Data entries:

** START **

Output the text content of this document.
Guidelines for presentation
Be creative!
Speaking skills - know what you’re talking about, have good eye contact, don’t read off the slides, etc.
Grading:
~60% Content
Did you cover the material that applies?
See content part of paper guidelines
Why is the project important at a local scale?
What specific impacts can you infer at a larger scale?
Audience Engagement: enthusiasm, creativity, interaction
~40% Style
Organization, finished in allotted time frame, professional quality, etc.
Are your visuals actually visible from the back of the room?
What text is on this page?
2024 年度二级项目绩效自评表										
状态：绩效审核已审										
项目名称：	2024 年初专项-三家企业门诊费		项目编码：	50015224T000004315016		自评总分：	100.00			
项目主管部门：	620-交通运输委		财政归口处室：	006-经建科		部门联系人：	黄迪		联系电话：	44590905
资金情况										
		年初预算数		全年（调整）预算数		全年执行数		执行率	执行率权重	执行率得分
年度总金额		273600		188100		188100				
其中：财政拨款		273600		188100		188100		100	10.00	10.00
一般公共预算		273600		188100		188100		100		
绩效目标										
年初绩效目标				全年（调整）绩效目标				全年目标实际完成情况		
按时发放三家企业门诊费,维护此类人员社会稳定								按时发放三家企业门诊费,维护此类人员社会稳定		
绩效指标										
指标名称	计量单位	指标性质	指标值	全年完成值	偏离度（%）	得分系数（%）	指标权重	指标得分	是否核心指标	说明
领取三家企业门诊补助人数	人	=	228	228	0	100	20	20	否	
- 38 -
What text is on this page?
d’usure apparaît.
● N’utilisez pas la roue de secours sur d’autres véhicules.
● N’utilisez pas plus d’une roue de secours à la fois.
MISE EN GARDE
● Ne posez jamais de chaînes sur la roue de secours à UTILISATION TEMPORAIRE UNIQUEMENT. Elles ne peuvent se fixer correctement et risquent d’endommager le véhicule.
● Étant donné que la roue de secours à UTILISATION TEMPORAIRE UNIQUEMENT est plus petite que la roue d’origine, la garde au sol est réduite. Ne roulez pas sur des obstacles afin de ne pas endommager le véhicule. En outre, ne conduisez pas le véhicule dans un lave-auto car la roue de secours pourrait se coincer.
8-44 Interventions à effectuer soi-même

** END **

THE EXERCISE:
Return only the number of lines in the entries that contain the string "plus".

TASK SOLUTION:
2